::: Data :::

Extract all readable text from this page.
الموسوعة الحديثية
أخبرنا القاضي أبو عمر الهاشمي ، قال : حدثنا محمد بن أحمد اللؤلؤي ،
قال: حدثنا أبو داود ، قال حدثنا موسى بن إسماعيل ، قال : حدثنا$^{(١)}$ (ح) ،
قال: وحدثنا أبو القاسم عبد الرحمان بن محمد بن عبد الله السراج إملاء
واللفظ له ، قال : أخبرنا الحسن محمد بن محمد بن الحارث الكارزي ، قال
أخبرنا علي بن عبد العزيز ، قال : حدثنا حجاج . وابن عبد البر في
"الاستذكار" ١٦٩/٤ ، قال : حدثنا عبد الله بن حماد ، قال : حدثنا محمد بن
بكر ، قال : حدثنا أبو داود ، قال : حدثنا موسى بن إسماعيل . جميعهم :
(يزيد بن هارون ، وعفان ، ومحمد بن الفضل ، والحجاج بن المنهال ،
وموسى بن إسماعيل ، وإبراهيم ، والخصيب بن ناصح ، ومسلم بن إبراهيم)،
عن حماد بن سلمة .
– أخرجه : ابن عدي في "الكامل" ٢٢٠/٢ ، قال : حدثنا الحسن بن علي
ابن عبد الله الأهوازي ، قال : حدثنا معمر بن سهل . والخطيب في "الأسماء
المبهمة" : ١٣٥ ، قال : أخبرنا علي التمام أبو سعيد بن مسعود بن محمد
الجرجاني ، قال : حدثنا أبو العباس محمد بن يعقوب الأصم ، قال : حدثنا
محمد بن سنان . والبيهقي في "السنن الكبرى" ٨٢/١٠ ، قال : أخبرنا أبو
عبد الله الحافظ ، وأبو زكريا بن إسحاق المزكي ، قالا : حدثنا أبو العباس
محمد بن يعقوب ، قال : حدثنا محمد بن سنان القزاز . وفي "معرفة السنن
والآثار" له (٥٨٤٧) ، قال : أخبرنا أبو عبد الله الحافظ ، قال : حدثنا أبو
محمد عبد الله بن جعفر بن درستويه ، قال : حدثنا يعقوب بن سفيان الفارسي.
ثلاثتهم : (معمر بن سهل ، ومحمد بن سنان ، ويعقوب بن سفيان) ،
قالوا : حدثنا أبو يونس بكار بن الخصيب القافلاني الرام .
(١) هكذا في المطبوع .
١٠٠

:::

-- Directions --
Give solely the number of lines in the data that contain the string "معمر".

-- Response to the exercise --
2